BRANO PROPOSTO:
· · · ·
E tuttavia era difficilissimo trovare in affitto anche una di queste chambres. Mentre mi rifiutava, una volta un proprietario si lamentò con me, quasi commiserandosi, dicendo che dovevo capirlo, lui non ce l'aveva con gli stranieri, però una volta un caraibico lo aveva fregato, era partito senza pagare e i tribunali non avevano fatto nulla per riparare al torto. Non ce l'aveva con me ma non ero francese e non poteva rischiare di nuovo. "La capisco, mi dispiace", dissi consolandolo e andandomene via, rinunciando al suo appartamentino arredato di bel nuovo per studenti francesi.
· · · ·
[Voci di origine]
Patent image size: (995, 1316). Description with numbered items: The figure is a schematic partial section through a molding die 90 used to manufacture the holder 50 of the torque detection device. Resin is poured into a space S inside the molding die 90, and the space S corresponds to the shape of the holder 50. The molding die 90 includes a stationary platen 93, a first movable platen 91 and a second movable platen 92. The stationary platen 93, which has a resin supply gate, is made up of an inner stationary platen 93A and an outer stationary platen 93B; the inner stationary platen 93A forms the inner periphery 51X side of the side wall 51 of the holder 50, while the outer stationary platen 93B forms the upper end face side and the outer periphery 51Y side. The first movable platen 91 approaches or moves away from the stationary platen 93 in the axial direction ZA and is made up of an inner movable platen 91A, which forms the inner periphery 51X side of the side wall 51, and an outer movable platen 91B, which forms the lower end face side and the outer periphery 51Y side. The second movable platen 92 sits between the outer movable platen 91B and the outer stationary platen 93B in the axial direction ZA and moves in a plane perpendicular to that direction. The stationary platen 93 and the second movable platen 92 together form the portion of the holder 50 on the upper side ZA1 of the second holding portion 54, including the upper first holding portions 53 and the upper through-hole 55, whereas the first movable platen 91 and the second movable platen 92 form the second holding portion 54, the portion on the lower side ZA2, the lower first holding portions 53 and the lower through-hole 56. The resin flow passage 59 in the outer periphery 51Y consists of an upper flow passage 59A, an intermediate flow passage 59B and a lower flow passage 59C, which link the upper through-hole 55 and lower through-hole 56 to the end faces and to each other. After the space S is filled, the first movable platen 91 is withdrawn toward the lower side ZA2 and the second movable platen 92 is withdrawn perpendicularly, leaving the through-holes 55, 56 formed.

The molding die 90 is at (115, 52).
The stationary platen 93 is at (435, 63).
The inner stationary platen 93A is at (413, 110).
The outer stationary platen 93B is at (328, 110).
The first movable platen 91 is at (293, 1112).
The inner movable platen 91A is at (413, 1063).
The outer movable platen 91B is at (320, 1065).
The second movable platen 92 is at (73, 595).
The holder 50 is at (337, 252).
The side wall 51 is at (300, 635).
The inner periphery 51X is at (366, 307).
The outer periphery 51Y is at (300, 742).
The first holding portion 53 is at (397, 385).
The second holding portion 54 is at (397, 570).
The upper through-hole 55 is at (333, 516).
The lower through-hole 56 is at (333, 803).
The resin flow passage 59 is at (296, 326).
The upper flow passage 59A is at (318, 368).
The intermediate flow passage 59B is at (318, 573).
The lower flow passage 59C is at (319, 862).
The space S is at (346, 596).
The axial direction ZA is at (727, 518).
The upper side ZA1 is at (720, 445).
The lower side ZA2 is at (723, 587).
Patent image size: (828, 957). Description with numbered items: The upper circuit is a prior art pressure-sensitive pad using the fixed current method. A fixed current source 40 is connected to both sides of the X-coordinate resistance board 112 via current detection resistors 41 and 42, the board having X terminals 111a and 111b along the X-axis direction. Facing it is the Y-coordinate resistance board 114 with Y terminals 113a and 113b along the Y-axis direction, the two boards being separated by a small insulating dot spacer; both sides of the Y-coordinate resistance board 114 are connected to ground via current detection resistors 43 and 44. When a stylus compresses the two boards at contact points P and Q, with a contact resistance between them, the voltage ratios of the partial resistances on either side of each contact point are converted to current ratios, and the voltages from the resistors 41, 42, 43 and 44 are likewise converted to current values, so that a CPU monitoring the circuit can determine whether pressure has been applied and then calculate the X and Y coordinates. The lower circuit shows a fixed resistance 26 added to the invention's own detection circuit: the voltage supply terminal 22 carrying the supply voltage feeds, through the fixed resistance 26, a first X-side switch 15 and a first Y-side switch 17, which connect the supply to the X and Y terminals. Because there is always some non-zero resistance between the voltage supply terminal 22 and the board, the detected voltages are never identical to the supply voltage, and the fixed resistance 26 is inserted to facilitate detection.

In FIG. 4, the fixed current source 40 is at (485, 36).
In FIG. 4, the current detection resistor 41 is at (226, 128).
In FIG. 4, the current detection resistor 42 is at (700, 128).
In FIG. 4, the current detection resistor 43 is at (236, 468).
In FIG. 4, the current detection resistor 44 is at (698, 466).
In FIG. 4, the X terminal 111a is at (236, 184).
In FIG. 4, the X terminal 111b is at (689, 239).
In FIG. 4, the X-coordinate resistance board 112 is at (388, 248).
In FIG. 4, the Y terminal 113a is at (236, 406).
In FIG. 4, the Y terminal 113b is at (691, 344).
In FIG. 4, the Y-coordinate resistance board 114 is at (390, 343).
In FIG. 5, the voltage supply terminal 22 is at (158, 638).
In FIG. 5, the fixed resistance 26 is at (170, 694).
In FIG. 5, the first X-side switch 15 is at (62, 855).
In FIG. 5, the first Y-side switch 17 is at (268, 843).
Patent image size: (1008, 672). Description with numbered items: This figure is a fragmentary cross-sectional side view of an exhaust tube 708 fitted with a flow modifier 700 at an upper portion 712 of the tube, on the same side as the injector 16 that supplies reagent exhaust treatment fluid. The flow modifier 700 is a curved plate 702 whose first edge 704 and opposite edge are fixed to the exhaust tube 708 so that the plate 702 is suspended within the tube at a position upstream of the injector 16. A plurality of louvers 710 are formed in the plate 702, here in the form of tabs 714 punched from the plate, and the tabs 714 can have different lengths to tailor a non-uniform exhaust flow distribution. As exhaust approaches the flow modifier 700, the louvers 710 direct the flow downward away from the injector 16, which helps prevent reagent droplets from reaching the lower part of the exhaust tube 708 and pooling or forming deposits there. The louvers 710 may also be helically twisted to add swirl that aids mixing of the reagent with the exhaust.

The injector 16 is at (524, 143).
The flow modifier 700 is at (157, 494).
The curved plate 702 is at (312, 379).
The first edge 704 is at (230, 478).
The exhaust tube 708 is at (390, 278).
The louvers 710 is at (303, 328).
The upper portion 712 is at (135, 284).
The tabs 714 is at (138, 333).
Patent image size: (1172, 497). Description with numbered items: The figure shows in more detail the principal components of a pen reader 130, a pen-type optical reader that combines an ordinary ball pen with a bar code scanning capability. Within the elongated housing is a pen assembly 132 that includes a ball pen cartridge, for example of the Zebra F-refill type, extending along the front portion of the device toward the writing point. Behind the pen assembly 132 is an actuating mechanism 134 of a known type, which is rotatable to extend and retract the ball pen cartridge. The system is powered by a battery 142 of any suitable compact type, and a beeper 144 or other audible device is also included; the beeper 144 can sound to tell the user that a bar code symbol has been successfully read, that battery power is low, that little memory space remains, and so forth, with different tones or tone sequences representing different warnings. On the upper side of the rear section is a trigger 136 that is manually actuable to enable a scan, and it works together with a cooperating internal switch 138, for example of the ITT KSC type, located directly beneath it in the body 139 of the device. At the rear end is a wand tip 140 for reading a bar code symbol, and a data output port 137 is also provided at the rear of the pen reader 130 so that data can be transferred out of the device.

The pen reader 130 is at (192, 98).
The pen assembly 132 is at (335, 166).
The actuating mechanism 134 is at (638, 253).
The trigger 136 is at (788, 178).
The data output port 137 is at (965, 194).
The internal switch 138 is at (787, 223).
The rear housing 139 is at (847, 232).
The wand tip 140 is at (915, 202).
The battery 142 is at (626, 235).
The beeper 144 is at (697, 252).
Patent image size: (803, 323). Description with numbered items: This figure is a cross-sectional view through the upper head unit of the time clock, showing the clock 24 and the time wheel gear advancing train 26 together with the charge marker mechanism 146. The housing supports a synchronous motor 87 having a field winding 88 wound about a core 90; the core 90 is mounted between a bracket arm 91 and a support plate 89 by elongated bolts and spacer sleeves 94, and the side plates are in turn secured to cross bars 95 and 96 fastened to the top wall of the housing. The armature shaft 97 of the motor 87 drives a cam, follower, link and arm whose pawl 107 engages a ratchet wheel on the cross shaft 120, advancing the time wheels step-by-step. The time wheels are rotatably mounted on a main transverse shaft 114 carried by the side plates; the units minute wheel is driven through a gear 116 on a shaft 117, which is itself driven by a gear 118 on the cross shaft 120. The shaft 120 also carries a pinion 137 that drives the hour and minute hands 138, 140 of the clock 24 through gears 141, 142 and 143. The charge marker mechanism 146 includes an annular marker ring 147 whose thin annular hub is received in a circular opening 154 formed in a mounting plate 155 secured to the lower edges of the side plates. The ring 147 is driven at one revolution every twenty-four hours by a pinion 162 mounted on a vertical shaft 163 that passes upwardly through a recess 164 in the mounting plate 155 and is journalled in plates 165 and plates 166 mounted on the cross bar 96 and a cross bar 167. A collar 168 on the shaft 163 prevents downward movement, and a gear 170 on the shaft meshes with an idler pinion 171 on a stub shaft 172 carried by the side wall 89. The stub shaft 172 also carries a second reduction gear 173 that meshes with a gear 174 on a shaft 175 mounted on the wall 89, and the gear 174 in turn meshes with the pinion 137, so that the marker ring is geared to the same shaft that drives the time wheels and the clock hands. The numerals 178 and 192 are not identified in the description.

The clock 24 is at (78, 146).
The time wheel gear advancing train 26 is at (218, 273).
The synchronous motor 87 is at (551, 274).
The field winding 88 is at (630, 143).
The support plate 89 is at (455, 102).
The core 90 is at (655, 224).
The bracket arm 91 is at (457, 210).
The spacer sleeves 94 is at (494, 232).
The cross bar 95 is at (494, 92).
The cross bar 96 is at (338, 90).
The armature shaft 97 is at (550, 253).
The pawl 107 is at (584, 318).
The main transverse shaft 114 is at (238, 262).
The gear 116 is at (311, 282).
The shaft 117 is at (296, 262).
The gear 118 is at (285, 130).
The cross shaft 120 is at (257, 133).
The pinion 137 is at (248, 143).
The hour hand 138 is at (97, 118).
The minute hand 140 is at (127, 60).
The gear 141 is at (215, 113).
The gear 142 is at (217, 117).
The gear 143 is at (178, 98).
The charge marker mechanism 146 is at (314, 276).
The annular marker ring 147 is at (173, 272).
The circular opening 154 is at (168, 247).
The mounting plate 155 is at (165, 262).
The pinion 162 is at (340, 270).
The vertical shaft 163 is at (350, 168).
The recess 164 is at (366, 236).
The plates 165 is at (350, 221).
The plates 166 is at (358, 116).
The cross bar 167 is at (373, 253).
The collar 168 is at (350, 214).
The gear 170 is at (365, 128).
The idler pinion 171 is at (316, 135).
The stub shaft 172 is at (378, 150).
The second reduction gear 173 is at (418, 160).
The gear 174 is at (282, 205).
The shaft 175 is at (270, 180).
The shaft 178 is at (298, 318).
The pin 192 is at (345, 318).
· · · ·
Modifica il brano sulla ricerca di una stanza in affitto riportando tutto il tratto da "E tuttavia era" fino a "per studenti francesi.", con "proprietario" sostituito da "padrone di casa". Le voci non hanno alcun legame con il brano.

E tuttavia era difficilissimo trovare in affitto anche una di queste chambres. Mentre mi rifiutava, una volta un padrone di casa si lamentò con me, quasi commiserandosi, dicendo che dovevo capirlo, lui non ce l'aveva con gli stranieri, però una volta un caraibico lo aveva fregato, era partito senza pagare e i tribunali non avevano fatto nulla per riparare al torto. Non ce l'aveva con me ma non ero francese e non poteva rischiare di nuovo. "La capisco, mi dispiace", dissi consolandolo e andandomene via, rinunciando al suo appartamentino arredato di bel nuovo per studenti francesi.